-- Start of RECORDS TO USE --

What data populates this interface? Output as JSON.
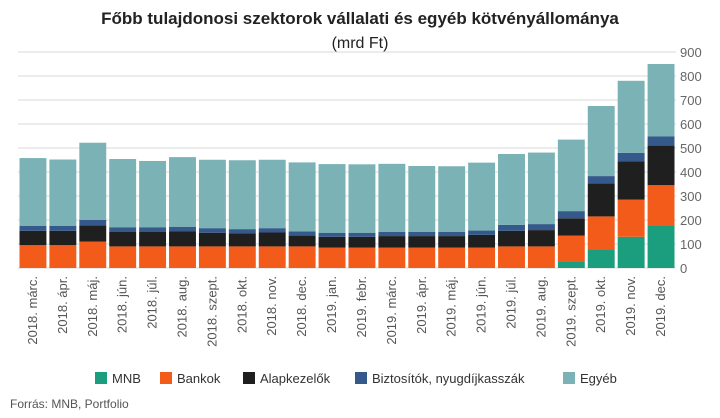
{
  "chart_data": {
    "type": "bar",
    "stacked": true,
    "title": "Főbb tulajdonosi szektorok vállalati  és egyéb kötvényállománya",
    "subtitle": "(mrd Ft)",
    "source": "Forrás: MNB, Portfolio",
    "categories": [
      "2018. márc.",
      "2018. ápr.",
      "2018. máj.",
      "2018. jún.",
      "2018. júl.",
      "2018. aug.",
      "2018. szept.",
      "2018. okt.",
      "2018. nov.",
      "2018. dec.",
      "2019. jan.",
      "2019. febr.",
      "2019. márc.",
      "2019. ápr.",
      "2019. máj.",
      "2019. jún.",
      "2019. júl.",
      "2019. aug.",
      "2019. szept.",
      "2019. okt.",
      "2019. nov.",
      "2019. dec."
    ],
    "ylim": [
      0,
      900
    ],
    "yticks": [
      0,
      100,
      200,
      300,
      400,
      500,
      600,
      700,
      800,
      900
    ],
    "y_axis_side": "right",
    "grid": true,
    "legend_position": "bottom",
    "series": [
      {
        "name": "MNB",
        "color": "#1a9e7e",
        "values": [
          0,
          0,
          0,
          0,
          0,
          0,
          0,
          0,
          0,
          0,
          0,
          0,
          0,
          0,
          0,
          0,
          0,
          0,
          25,
          75,
          130,
          175
        ]
      },
      {
        "name": "Bankok",
        "color": "#f25b1a",
        "values": [
          95,
          95,
          110,
          90,
          90,
          90,
          90,
          90,
          90,
          90,
          85,
          85,
          85,
          85,
          85,
          85,
          90,
          90,
          110,
          140,
          155,
          170
        ]
      },
      {
        "name": "Alapkezelők",
        "color": "#1f1f1f",
        "values": [
          60,
          60,
          68,
          60,
          60,
          62,
          57,
          55,
          58,
          45,
          45,
          45,
          48,
          48,
          48,
          53,
          65,
          68,
          72,
          138,
          160,
          165
        ]
      },
      {
        "name": "Biztosítók, nyugdíjkasszák",
        "color": "#34598a",
        "values": [
          20,
          20,
          22,
          20,
          20,
          20,
          19,
          17,
          18,
          17,
          17,
          17,
          17,
          17,
          17,
          18,
          25,
          25,
          30,
          30,
          35,
          38
        ]
      },
      {
        "name": "Egyéb",
        "color": "#7ab2b5",
        "values": [
          283,
          277,
          322,
          284,
          276,
          290,
          285,
          287,
          285,
          288,
          286,
          285,
          284,
          275,
          274,
          283,
          295,
          298,
          298,
          292,
          300,
          302
        ]
      }
    ]
  }
}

-- End of RECORDS TO USE --

** AIM OF THE EXERCISE **
Without the pictures, extract every entry verbatim.

** WRITTEN RESPONSE **
What data populates this interface? Output as JSON.
{
  "chart_data": {
    "type": "bar",
    "stacked": true,
    "title": "Főbb tulajdonosi szektorok vállalati  és egyéb kötvényállománya",
    "subtitle": "(mrd Ft)",
    "source": "Forrás: MNB, Portfolio",
    "categories": [
      "2018. márc.",
      "2018. ápr.",
      "2018. máj.",
      "2018. jún.",
      "2018. júl.",
      "2018. aug.",
      "2018. szept.",
      "2018. okt.",
      "2018. nov.",
      "2018. dec.",
      "2019. jan.",
      "2019. febr.",
      "2019. márc.",
      "2019. ápr.",
      "2019. máj.",
      "2019. jún.",
      "2019. júl.",
      "2019. aug.",
      "2019. szept.",
      "2019. okt.",
      "2019. nov.",
      "2019. dec."
    ],
    "ylim": [
      0,
      900
    ],
    "yticks": [
      0,
      100,
      200,
      300,
      400,
      500,
      600,
      700,
      800,
      900
    ],
    "y_axis_side": "right",
    "grid": true,
    "legend_position": "bottom",
    "series": [
      {
        "name": "MNB",
        "color": "#1a9e7e",
        "values": [
          0,
          0,
          0,
          0,
          0,
          0,
          0,
          0,
          0,
          0,
          0,
          0,
          0,
          0,
          0,
          0,
          0,
          0,
          25,
          75,
          130,
          175
        ]
      },
      {
        "name": "Bankok",
        "color": "#f25b1a",
        "values": [
          95,
          95,
          110,
          90,
          90,
          90,
          90,
          90,
          90,
          90,
          85,
          85,
          85,
          85,
          85,
          85,
          90,
          90,
          110,
          140,
          155,
          170
        ]
      },
      {
        "name": "Alapkezelők",
        "color": "#1f1f1f",
        "values": [
          60,
          60,
          68,
          60,
          60,
          62,
          57,
          55,
          58,
          45,
          45,
          45,
          48,
          48,
          48,
          53,
          65,
          68,
          72,
          138,
          160,
          165
        ]
      },
      {
        "name": "Biztosítók, nyugdíjkasszák",
        "color": "#34598a",
        "values": [
          20,
          20,
          22,
          20,
          20,
          20,
          19,
          17,
          18,
          17,
          17,
          17,
          17,
          17,
          17,
          18,
          25,
          25,
          30,
          30,
          35,
          38
        ]
      },
      {
        "name": "Egyéb",
        "color": "#7ab2b5",
        "values": [
          283,
          277,
          322,
          284,
          276,
          290,
          285,
          287,
          285,
          288,
          286,
          285,
          284,
          275,
          274,
          283,
          295,
          298,
          298,
          292,
          300,
          302
        ]
      }
    ]
  }
}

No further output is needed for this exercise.